DIRECTION:
Filter the data for lines with the word "JSON", then copy every line so identified.

RECORD SET:
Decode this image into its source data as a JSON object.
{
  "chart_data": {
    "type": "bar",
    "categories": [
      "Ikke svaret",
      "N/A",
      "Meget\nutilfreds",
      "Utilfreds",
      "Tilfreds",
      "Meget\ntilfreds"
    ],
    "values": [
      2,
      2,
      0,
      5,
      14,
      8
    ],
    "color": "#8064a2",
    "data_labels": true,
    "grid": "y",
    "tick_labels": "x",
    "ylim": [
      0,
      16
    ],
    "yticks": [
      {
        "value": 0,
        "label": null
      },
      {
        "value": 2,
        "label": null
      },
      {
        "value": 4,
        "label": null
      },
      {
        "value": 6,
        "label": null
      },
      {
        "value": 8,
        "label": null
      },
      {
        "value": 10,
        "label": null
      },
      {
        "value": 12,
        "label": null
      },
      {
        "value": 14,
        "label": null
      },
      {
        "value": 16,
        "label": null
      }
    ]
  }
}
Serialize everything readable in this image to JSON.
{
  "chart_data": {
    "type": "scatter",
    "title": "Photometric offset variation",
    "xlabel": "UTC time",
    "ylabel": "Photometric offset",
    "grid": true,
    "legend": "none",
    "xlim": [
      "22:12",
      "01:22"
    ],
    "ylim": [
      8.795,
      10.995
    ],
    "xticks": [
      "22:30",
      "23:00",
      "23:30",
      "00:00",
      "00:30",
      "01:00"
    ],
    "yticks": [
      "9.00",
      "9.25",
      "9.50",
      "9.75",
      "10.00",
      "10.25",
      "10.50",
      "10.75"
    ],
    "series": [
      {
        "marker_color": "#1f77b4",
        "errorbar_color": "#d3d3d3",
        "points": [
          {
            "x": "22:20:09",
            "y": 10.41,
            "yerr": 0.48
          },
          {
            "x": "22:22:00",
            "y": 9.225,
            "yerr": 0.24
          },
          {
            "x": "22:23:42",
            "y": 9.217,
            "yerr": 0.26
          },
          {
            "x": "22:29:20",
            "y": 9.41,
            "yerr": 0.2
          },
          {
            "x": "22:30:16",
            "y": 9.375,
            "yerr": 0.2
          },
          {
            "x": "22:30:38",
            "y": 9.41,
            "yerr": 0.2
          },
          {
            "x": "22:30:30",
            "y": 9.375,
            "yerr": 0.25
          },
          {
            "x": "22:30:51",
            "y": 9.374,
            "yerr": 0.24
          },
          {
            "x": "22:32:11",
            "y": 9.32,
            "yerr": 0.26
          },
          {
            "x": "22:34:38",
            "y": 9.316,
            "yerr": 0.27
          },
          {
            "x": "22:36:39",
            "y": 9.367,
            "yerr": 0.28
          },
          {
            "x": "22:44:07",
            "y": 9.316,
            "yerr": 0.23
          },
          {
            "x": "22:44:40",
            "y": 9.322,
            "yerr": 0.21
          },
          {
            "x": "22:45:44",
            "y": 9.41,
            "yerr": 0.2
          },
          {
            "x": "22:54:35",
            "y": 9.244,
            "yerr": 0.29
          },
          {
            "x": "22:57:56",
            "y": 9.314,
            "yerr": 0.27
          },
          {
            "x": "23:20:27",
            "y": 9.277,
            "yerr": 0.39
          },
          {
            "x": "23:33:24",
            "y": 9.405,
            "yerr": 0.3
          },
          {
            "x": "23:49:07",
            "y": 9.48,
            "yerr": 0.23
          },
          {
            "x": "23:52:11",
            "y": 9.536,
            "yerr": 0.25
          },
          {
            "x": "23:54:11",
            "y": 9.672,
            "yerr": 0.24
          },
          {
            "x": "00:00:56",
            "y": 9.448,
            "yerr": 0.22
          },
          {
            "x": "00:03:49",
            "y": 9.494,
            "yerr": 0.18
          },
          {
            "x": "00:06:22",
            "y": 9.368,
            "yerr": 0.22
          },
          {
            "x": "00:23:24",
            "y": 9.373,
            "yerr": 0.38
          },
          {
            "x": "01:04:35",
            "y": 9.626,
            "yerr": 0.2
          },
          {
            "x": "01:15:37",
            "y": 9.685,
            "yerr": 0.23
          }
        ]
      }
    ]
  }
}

RESULT OF THE TASK:
Decode this image into its source data as a JSON object.
Serialize everything readable in this image to JSON.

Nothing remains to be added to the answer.